Stated problem: Locate every line in the material below that has the word "link". Copy each of those lines.

Available records:
----

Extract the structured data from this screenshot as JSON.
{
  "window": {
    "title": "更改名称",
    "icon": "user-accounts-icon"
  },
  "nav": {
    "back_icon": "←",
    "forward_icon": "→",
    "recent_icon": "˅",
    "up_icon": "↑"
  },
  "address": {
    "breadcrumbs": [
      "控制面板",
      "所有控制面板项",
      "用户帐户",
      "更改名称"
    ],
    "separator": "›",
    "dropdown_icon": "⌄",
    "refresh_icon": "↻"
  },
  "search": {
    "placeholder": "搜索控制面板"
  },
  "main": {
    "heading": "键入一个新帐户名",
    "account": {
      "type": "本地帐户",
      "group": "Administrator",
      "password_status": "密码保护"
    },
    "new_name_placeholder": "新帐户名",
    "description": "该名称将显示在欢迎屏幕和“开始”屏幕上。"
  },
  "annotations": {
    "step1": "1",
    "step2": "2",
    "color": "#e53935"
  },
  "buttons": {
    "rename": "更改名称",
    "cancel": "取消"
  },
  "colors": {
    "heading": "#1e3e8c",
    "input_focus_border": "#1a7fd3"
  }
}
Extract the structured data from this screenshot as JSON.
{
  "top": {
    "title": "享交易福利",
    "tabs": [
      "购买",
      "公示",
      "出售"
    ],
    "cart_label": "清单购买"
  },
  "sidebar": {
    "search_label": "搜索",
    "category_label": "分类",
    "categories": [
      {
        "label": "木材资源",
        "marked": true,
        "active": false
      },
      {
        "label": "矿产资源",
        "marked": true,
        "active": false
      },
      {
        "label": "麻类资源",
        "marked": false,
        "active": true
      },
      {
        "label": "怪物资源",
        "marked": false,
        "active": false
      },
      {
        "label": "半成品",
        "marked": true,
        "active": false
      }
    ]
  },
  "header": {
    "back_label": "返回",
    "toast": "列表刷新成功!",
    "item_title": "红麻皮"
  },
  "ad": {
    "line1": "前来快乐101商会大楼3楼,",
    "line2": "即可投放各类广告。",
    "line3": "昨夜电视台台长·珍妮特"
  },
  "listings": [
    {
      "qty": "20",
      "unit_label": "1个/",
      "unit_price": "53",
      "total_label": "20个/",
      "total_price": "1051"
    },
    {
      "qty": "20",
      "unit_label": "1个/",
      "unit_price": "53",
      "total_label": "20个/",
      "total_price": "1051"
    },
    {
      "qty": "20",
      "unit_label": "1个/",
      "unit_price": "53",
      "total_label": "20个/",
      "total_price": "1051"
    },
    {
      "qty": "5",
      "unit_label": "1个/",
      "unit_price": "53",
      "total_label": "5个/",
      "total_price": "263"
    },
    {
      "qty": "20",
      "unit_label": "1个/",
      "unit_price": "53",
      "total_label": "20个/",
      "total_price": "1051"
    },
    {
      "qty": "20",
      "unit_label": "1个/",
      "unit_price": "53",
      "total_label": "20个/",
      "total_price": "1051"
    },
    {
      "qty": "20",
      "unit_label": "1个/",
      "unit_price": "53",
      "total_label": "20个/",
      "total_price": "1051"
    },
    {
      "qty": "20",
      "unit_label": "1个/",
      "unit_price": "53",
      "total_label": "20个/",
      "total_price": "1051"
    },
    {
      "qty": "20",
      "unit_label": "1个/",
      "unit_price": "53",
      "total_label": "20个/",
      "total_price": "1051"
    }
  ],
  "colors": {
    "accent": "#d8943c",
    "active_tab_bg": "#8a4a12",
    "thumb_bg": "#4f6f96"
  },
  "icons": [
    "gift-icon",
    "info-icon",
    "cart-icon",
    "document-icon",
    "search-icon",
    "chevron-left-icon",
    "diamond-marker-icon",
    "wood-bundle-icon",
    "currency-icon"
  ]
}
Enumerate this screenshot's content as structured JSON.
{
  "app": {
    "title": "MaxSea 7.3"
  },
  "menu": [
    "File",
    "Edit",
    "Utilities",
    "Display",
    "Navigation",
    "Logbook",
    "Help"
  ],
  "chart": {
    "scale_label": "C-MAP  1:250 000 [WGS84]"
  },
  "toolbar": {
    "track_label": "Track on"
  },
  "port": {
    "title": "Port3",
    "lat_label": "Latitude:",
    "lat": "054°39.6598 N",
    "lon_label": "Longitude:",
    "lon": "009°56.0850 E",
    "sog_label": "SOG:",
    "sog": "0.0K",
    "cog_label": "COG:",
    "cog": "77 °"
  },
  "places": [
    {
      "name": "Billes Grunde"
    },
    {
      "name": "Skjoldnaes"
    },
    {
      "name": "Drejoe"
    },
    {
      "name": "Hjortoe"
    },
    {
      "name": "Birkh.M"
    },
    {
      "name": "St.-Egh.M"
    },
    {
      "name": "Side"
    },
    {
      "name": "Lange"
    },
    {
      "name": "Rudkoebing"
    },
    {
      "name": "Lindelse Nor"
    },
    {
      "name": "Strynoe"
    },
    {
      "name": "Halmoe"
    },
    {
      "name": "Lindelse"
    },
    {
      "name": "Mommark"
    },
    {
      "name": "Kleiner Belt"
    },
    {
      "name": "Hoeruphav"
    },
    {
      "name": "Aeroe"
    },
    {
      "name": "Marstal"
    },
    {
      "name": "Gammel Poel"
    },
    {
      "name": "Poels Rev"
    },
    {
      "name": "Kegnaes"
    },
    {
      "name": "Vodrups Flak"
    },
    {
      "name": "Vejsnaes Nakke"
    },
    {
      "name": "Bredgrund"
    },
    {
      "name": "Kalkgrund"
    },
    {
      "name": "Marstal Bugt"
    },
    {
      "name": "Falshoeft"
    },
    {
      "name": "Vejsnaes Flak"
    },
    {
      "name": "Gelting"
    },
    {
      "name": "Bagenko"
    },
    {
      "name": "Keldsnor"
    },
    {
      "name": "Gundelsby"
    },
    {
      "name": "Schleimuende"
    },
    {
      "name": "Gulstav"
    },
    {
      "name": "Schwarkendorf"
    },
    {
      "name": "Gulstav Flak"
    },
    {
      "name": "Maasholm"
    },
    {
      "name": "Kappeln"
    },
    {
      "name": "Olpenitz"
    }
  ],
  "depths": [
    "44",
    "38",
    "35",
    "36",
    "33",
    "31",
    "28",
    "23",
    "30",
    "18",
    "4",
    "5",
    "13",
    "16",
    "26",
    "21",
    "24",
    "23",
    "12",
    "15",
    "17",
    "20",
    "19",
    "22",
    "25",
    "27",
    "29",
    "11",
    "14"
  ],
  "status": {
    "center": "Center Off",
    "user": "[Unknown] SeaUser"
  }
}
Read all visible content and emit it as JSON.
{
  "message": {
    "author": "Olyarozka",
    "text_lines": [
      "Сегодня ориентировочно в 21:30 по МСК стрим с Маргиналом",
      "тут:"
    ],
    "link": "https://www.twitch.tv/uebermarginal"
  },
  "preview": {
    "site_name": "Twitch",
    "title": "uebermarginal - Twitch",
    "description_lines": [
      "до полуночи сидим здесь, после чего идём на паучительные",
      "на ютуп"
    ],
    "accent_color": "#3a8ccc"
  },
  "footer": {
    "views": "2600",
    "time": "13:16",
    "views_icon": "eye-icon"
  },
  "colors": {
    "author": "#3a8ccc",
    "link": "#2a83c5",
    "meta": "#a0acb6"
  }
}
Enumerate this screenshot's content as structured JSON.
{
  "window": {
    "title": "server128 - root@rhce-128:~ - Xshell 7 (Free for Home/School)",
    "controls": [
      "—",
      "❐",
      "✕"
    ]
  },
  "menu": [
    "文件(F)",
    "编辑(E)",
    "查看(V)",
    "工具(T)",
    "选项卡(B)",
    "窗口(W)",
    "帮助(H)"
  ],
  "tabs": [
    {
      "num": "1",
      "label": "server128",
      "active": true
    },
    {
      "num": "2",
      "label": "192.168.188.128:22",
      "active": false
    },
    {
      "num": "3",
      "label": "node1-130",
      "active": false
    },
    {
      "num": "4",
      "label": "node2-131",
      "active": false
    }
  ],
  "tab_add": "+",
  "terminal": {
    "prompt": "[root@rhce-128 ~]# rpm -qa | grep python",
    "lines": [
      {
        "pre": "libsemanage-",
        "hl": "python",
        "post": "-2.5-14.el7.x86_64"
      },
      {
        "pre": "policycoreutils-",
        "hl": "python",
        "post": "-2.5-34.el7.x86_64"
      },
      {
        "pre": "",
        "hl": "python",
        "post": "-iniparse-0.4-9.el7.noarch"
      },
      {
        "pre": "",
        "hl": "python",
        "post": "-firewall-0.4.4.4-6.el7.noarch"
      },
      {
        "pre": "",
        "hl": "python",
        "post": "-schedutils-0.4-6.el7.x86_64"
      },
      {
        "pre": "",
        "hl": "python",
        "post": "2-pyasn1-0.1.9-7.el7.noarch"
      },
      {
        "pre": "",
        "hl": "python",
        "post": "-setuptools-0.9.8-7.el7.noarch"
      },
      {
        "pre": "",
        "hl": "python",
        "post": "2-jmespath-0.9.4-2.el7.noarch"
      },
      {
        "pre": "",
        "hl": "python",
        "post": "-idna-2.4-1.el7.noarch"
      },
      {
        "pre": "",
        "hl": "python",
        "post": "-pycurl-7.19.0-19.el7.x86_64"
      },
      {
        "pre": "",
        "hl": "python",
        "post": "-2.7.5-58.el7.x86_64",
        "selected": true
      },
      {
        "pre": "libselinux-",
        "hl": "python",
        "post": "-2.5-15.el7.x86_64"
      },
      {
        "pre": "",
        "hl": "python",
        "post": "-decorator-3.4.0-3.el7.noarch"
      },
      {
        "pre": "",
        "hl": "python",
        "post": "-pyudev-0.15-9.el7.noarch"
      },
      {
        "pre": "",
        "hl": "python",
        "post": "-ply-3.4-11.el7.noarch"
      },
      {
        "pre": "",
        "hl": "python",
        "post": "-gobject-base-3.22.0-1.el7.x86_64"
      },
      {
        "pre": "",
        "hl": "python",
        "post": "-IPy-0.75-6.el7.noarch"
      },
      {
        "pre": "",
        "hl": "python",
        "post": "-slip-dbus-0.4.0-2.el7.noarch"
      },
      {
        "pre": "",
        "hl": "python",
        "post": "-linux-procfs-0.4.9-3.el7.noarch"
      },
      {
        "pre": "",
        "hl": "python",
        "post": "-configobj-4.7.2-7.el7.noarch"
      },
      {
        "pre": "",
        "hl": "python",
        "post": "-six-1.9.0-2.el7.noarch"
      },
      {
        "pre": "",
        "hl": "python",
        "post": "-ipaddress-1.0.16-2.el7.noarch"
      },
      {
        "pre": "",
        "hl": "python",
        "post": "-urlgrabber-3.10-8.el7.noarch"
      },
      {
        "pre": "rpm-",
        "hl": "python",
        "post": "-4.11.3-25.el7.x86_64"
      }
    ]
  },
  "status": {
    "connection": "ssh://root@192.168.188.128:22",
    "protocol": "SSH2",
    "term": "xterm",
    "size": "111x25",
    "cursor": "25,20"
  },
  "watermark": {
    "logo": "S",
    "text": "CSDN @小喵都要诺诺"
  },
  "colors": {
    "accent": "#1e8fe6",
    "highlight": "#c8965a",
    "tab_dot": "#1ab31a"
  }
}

----

Task output:
    "link": "https://www.twitch.tv/uebermarginal"
    "link": "#2a83c5",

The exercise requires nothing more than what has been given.